------ ENTRIES PROVIDED

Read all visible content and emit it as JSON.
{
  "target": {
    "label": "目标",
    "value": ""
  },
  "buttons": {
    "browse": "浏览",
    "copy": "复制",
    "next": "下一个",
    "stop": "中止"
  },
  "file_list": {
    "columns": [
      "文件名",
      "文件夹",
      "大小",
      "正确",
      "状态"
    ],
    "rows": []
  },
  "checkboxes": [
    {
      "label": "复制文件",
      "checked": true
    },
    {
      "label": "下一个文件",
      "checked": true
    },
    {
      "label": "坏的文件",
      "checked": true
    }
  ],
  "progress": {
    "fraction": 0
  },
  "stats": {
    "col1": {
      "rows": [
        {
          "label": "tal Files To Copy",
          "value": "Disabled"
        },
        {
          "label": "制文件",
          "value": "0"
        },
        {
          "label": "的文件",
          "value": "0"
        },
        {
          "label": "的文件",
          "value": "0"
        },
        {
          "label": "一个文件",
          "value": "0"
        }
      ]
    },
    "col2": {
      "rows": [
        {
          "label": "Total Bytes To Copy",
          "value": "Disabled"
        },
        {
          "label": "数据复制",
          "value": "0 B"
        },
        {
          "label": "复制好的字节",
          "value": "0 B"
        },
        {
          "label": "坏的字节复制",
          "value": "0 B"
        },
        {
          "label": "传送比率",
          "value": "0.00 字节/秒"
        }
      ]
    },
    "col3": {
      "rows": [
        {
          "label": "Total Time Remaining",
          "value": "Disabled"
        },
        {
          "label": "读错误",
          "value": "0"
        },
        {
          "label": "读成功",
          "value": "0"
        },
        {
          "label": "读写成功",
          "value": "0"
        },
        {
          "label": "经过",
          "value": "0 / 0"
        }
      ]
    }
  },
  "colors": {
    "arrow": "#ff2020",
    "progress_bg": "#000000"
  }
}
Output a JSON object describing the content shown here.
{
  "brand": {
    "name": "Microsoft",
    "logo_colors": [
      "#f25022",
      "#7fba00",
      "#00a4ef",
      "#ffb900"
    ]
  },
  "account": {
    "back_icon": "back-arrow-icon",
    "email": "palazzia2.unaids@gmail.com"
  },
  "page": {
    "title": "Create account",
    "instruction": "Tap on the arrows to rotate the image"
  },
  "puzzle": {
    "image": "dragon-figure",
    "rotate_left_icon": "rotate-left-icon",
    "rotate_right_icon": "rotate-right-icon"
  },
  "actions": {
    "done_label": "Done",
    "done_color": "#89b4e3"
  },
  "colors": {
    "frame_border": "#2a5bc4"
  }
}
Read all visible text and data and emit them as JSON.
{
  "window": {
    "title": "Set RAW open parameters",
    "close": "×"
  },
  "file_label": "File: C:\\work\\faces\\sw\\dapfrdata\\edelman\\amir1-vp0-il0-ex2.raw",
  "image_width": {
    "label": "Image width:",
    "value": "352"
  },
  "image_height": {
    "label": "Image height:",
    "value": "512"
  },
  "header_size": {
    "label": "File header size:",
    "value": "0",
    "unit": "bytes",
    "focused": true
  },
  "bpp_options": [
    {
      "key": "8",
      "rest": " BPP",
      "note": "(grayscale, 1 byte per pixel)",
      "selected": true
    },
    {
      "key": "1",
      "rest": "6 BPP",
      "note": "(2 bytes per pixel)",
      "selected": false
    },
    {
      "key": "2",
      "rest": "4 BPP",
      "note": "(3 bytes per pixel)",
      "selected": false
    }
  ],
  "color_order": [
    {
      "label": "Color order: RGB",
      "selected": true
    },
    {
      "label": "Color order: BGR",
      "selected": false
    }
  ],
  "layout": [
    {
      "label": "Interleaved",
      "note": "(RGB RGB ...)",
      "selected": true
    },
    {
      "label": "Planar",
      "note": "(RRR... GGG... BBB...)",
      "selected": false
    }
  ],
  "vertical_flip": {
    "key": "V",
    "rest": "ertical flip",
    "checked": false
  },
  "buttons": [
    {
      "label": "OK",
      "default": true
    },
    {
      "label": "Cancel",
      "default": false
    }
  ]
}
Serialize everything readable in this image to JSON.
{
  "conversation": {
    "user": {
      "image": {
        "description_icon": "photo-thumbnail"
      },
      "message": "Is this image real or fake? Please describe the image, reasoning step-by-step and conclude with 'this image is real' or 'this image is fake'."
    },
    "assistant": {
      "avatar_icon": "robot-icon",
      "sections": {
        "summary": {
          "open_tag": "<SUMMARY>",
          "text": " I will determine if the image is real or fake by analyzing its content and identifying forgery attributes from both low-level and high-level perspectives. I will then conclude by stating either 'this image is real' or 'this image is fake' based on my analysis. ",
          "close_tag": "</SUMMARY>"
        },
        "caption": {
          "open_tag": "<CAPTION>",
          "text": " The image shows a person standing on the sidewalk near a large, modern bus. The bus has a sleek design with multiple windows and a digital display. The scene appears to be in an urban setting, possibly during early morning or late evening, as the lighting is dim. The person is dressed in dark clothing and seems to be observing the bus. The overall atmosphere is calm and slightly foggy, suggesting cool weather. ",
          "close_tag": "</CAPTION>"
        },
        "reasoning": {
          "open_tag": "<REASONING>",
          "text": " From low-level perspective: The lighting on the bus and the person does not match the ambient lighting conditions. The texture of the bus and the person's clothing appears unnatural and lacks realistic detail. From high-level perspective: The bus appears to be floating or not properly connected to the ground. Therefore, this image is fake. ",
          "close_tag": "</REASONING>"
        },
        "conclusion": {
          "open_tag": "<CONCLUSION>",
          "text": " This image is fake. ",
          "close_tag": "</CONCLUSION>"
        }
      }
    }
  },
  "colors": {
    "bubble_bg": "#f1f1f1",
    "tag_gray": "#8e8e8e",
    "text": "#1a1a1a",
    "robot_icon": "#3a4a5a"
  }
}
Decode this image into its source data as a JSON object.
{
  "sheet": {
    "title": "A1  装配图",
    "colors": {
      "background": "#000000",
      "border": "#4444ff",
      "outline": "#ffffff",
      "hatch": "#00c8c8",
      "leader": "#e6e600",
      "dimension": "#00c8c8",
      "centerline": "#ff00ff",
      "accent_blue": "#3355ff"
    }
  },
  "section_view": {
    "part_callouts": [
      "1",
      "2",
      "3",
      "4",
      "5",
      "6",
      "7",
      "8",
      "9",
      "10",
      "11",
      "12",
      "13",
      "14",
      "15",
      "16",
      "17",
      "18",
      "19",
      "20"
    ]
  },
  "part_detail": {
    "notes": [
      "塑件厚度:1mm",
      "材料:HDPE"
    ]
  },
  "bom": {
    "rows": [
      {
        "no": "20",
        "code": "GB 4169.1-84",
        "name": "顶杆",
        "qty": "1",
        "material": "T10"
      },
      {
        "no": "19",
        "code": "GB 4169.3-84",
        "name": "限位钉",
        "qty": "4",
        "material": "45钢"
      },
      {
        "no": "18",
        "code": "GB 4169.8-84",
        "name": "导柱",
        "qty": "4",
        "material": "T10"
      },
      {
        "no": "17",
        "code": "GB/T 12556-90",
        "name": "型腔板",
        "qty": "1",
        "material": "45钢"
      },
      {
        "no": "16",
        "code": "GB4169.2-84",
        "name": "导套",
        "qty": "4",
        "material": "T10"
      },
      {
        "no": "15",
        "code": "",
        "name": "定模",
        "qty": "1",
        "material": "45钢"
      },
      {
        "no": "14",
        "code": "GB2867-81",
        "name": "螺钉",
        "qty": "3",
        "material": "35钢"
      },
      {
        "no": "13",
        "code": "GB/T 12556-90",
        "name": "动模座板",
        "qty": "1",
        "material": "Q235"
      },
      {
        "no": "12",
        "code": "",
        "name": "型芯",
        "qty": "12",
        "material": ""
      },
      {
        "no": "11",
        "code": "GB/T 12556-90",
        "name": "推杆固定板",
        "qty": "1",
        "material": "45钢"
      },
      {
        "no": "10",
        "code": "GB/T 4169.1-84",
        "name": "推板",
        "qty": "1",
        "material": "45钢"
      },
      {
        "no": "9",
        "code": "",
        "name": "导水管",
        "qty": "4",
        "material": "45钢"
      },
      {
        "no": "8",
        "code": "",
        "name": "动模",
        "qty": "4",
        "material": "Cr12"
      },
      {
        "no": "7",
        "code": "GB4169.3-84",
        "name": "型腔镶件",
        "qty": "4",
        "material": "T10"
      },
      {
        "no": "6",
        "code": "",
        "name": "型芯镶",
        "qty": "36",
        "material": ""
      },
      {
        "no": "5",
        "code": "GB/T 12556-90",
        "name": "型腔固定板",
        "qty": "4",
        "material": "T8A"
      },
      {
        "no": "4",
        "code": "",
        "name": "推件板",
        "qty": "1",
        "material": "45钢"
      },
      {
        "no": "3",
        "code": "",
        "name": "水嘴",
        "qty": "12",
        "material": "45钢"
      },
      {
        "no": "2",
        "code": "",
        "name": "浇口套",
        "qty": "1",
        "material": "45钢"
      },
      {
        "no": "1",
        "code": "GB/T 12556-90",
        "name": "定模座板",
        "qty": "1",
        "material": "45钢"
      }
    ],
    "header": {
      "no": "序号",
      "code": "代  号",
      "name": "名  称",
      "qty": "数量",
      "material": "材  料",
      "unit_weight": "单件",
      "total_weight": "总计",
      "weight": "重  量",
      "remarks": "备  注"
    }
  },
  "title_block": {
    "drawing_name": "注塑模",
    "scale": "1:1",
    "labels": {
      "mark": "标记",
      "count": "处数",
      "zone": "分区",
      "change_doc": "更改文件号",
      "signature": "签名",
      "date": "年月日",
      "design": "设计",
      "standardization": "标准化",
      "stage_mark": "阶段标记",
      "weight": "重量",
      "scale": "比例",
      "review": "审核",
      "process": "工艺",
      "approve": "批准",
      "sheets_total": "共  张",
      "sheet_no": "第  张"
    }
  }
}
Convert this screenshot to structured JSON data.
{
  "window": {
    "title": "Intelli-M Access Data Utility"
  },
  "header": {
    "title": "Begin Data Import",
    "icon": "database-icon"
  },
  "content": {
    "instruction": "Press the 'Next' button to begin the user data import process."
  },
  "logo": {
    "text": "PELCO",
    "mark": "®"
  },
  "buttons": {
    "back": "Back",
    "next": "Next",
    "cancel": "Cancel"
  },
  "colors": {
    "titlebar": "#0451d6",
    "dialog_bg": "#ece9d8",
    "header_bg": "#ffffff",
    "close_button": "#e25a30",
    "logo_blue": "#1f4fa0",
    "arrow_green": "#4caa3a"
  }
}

------------

WRITTEN PROBLEM: Make a list of all lines in the data that contain "design".

SOLUTION:
          "text": " The image shows a person standing on the sidewalk near a large, modern bus. The bus has a sleek design with multiple windows and a digital display. The scene appears to be in an urban setting, possibly during early morning or late evening, as the lighting is dim. The person is dressed in dark clothing and seems to be observing the bus. The overall atmosphere is calm and slightly foggy, suggesting cool weather. ",
      "design": "设计",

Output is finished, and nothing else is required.